Exercise aim:
Every line that contains the word "Portal" should be copied out.
### Data to use ###
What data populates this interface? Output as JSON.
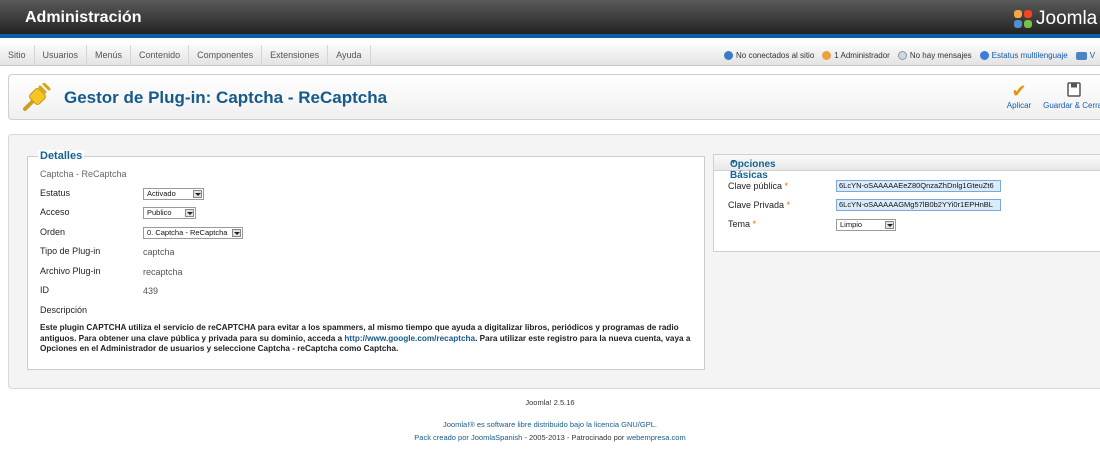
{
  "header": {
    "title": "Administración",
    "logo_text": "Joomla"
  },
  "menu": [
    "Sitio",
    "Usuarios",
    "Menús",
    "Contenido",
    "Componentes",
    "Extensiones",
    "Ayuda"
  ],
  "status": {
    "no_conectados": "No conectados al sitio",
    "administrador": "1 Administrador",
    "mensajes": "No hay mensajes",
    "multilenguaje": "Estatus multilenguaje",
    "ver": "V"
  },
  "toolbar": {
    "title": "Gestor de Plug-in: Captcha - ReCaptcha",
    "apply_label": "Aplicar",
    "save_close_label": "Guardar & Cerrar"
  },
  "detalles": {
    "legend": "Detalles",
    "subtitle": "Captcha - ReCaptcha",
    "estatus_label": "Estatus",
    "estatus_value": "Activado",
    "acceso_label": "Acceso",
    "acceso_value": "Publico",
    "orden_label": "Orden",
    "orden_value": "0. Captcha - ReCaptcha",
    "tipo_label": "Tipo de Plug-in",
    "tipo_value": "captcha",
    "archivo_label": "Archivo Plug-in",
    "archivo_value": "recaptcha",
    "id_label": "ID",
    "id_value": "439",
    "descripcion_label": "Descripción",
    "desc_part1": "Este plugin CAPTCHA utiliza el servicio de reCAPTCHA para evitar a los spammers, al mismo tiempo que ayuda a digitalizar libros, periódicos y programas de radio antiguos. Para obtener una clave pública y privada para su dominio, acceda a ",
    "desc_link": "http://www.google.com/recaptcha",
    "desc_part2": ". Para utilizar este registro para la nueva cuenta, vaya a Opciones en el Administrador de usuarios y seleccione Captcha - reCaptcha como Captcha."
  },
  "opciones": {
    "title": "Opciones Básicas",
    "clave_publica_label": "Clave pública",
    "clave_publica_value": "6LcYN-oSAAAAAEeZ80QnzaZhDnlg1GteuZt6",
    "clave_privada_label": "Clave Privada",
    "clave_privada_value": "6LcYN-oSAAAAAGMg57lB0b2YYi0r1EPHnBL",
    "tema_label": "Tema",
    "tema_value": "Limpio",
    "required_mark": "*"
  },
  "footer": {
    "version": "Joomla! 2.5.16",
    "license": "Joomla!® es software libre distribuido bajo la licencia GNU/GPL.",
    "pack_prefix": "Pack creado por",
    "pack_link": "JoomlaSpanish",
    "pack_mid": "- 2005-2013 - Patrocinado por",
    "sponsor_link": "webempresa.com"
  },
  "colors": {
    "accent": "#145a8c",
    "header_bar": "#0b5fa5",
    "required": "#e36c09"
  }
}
###
### Data to use ###
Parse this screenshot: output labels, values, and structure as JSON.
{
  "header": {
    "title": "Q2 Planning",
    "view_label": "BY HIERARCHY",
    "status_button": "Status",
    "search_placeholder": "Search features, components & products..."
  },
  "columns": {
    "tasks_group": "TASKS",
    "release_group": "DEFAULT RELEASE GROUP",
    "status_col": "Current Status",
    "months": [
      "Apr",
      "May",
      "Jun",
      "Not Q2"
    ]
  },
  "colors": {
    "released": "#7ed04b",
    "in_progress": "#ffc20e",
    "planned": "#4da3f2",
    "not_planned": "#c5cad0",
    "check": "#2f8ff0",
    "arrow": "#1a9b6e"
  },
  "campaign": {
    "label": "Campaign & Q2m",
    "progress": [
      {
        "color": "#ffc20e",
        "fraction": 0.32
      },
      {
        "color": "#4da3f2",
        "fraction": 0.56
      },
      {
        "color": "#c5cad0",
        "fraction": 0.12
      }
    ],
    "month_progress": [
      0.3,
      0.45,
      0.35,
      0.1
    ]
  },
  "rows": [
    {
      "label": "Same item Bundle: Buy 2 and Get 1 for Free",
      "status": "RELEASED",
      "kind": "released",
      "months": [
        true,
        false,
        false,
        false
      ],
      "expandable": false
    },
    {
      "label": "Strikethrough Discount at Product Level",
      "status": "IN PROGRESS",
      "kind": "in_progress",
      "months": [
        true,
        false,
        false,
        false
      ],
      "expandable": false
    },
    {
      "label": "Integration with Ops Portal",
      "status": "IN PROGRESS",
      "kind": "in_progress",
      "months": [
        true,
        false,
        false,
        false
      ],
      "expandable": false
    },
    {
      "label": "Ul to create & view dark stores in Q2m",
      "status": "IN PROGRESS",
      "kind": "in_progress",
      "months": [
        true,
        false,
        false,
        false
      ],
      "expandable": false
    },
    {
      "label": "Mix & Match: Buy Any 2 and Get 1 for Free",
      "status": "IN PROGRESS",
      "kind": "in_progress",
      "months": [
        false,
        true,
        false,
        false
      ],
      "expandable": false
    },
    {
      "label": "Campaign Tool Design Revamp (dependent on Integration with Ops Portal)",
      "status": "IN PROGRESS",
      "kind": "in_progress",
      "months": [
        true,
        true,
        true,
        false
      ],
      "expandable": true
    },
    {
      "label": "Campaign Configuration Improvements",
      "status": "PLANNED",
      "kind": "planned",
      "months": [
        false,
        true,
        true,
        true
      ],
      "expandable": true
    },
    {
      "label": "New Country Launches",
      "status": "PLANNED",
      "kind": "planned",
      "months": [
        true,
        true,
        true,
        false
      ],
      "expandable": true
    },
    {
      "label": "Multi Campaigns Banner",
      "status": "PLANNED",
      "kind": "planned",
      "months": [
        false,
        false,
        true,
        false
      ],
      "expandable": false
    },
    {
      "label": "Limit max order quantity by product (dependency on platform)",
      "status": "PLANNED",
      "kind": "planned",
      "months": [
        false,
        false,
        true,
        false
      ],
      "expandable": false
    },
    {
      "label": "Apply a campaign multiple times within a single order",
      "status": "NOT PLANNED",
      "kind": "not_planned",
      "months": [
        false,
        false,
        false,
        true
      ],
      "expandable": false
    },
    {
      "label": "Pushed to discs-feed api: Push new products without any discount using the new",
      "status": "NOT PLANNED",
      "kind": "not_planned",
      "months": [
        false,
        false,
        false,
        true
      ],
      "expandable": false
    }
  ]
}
###
Full response:
      "label": "Integration with Ops Portal",
      "label": "Campaign Tool Design Revamp (dependent on Integration with Ops Portal)",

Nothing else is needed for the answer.